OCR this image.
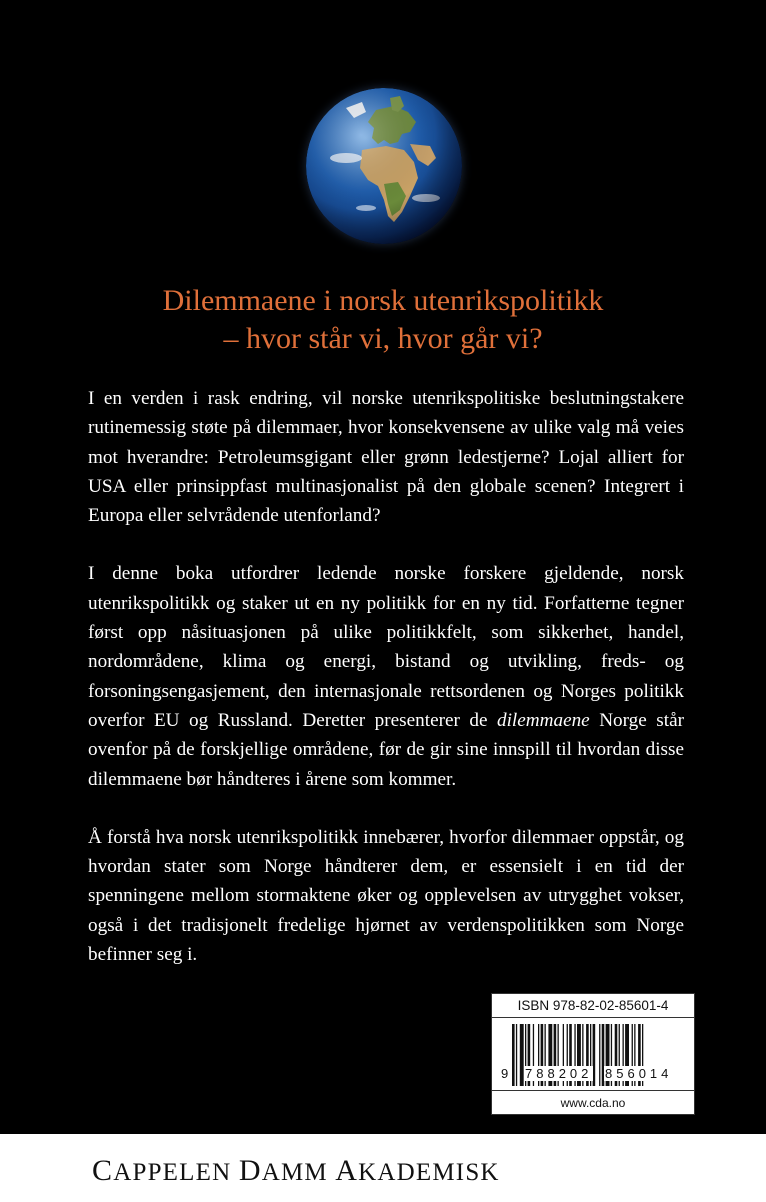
Dilemmaene i norsk utenrikspolitikk
– hvor står vi, hvor går vi?

I en verden i rask endring, vil norske utenrikspolitiske beslutningstakere rutinemessig støte på dilemmaer, hvor konsekvensene av ulike valg må veies mot hverandre: Petroleumsgigant eller grønn ledestjerne? Lojal alliert for USA eller prinsippfast multinasjonalist på den globale scenen? Integrert i Europa eller selvrådende utenforland?

I denne boka utfordrer ledende norske forskere gjeldende, norsk utenrikspolitikk og staker ut en ny politikk for en ny tid. Forfatterne tegner først opp nåsituasjonen på ulike politikkfelt, som sikkerhet, handel, nordområdene, klima og energi, bistand og utvikling, freds- og forsoningsengasjement, den internasjonale rettsordenen og Norges politikk overfor EU og Russland. Deretter presenterer de dilemmaene Norge står ovenfor på de forskjellige områdene, før de gir sine innspill til hvordan disse dilemmaene bør håndteres i årene som kommer.

Å forstå hva norsk utenrikspolitikk innebærer, hvorfor dilemmaer oppstår, og hvordan stater som Norge håndterer dem, er essensielt i en tid der spenningene mellom stormaktene øker og opplevelsen av utrygghet vokser, også i det tradisjonelt fredelige hjørnet av verdenspolitikken som Norge befinner seg i.

ISBN 978-82-02-85601-4
9 788202 856014
www.cda.no
CAPPELEN DAMM AKADEMISK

Problem to solve :: Copy out each line of the listing that holds "dilemmaer".

Final answer ::
I en verden i rask endring, vil norske utenrikspolitiske beslutningstakere rutinemessig støte på dilemmaer, hvor konsekvensene av ulike valg må veies mot hverandre: Petroleumsgigant eller grønn ledestjerne? Lojal alliert for USA eller prinsippfast multinasjonalist på den globale scenen? Integrert i Europa eller selvrådende utenforland?
Å forstå hva norsk utenrikspolitikk innebærer, hvorfor dilemmaer oppstår, og hvordan stater som Norge håndterer dem, er essensielt i en tid der spenningene mellom stormaktene øker og opplevelsen av utrygghet vokser, også i det tradisjonelt fredelige hjørnet av verdenspolitikken som Norge befinner seg i.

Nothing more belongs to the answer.